_Records to use:_
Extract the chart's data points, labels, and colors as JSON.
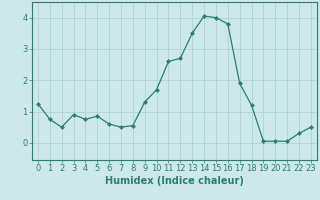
{
  "x": [
    0,
    1,
    2,
    3,
    4,
    5,
    6,
    7,
    8,
    9,
    10,
    11,
    12,
    13,
    14,
    15,
    16,
    17,
    18,
    19,
    20,
    21,
    22,
    23
  ],
  "y": [
    1.25,
    0.75,
    0.5,
    0.9,
    0.75,
    0.85,
    0.6,
    0.5,
    0.55,
    1.3,
    1.7,
    2.6,
    2.7,
    3.5,
    4.05,
    4.0,
    3.8,
    1.9,
    1.2,
    0.05,
    0.05,
    0.05,
    0.3,
    0.5
  ],
  "line_color": "#2e7d6e",
  "marker": "D",
  "marker_size": 2,
  "bg_color": "#cce8e8",
  "grid_color": "#aacfcf",
  "xlabel": "Humidex (Indice chaleur)",
  "xlabel_fontsize": 7,
  "ylabel_ticks": [
    0,
    1,
    2,
    3,
    4
  ],
  "xlim": [
    -0.5,
    23.5
  ],
  "ylim": [
    -0.55,
    4.5
  ],
  "tick_label_fontsize": 6,
  "linewidth": 0.9
}
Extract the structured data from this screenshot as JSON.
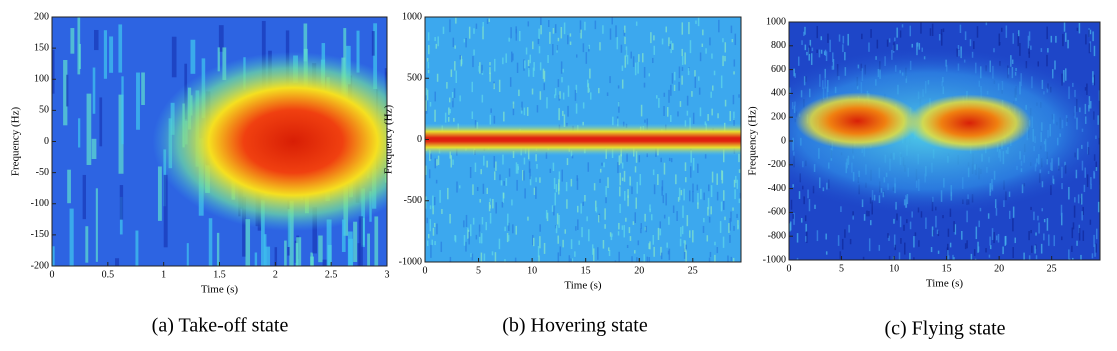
{
  "chart_data": [
    {
      "type": "heatmap",
      "caption": "(a) Take-off state",
      "x_label": "Time (s)",
      "y_label": "Frequency (Hz)",
      "xlim": [
        0,
        3
      ],
      "ylim": [
        -200,
        200
      ],
      "xticks": [
        0,
        0.5,
        1,
        1.5,
        2,
        2.5,
        3
      ],
      "yticks": [
        200,
        150,
        100,
        50,
        0,
        -50,
        -100,
        -150,
        -200
      ]
    },
    {
      "type": "heatmap",
      "caption": "(b) Hovering state",
      "x_label": "Time (s)",
      "y_label": "Frequency (Hz)",
      "xlim": [
        0,
        29.5
      ],
      "ylim": [
        -1000,
        1000
      ],
      "xticks": [
        0,
        5,
        10,
        15,
        20,
        25
      ],
      "yticks": [
        1000,
        500,
        0,
        -500,
        -1000
      ]
    },
    {
      "type": "heatmap",
      "caption": "(c) Flying state",
      "x_label": "Time (s)",
      "y_label": "Frequency (Hz)",
      "xlim": [
        0,
        29.6
      ],
      "ylim": [
        -1000,
        1000
      ],
      "xticks": [
        0,
        5,
        10,
        15,
        20,
        25
      ],
      "yticks": [
        1000,
        800,
        600,
        400,
        200,
        0,
        -200,
        -400,
        -600,
        -800,
        -1000
      ]
    }
  ]
}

_Aim of the exercise:_ Report how many lines of the records above contain the word "state", giving only the number.

_Exercise result:_ 3